begin Dataset extract

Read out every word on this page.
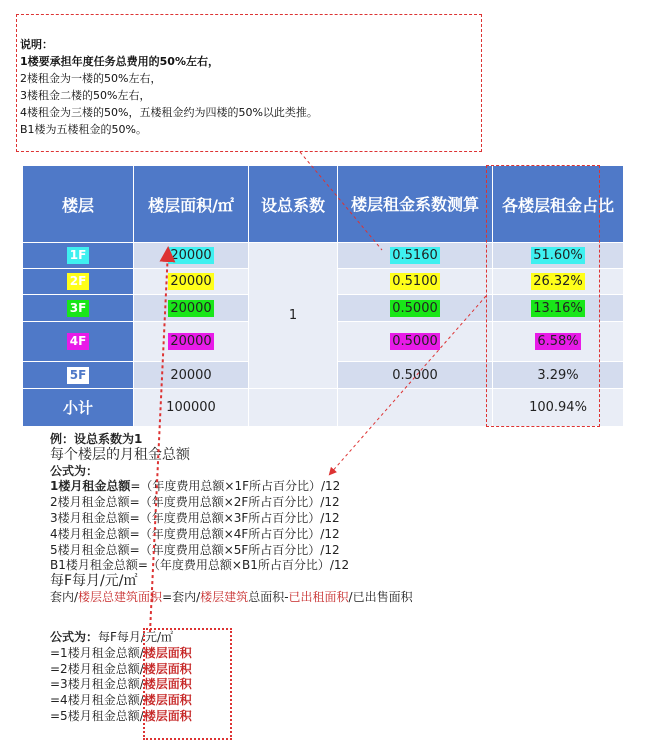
说明：
1楼要承担年度任务总费用的50%左右，
2楼租金为一楼的50%左右，
3楼租金二楼的50%左右，
4楼租金为三楼的50%，五楼租金约为四楼的50%以此类推。
B1楼为五楼租金的50%。
楼层	楼层面积/㎡	设总系数	楼层租金系数测算	各楼层租金占比
1F	20000	1	0.5160	51.60%
2F	20000		0.5100	26.32%
3F	20000		0.5000	13.16%
4F	20000		0.5000	6.58%
5F	20000		0.5000	3.29%
小计	100000			100.94%
例：设总系数为1
每个楼层的月租金总额
公式为：
1楼月租金总额=（年度费用总额×1F所占百分比）/12
2楼月租金总额=（年度费用总额×2F所占百分比）/12
3楼月租金总额=（年度费用总额×3F所占百分比）/12
4楼月租金总额=（年度费用总额×4F所占百分比）/12
5楼月租金总额=（年度费用总额×5F所占百分比）/12
B1楼月租金总额=（年度费用总额×B1所占百分比）/12
每F每月/元/㎡
套内/楼层总建筑面积=套内/楼层建筑总面积-已出租面积/已出售面积
公式为：每F每月/元/㎡
=1楼月租金总额/楼层面积
=2楼月租金总额/楼层面积
=3楼月租金总额/楼层面积
=4楼月租金总额/楼层面积
=5楼月租金总额/楼层面积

end Dataset extract

**Goal**. Pictures in the records above should not be copied. Repeat everything else exactly.

**Written solution**.
Read out every word on this page.
说明：
1楼要承担年度任务总费用的50%左右，
2楼租金为一楼的50%左右，
3楼租金二楼的50%左右，
4楼租金为三楼的50%，五楼租金约为四楼的50%以此类推。
B1楼为五楼租金的50%。
楼层	楼层面积/㎡	设总系数	楼层租金系数测算	各楼层租金占比
1F	20000	1	0.5160	51.60%
2F	20000		0.5100	26.32%
3F	20000		0.5000	13.16%
4F	20000		0.5000	6.58%
5F	20000		0.5000	3.29%
小计	100000			100.94%
例：设总系数为1
每个楼层的月租金总额
公式为：
1楼月租金总额=（年度费用总额×1F所占百分比）/12
2楼月租金总额=（年度费用总额×2F所占百分比）/12
3楼月租金总额=（年度费用总额×3F所占百分比）/12
4楼月租金总额=（年度费用总额×4F所占百分比）/12
5楼月租金总额=（年度费用总额×5F所占百分比）/12
B1楼月租金总额=（年度费用总额×B1所占百分比）/12
每F每月/元/㎡
套内/楼层总建筑面积=套内/楼层建筑总面积-已出租面积/已出售面积
公式为：每F每月/元/㎡
=1楼月租金总额/楼层面积
=2楼月租金总额/楼层面积
=3楼月租金总额/楼层面积
=4楼月租金总额/楼层面积
=5楼月租金总额/楼层面积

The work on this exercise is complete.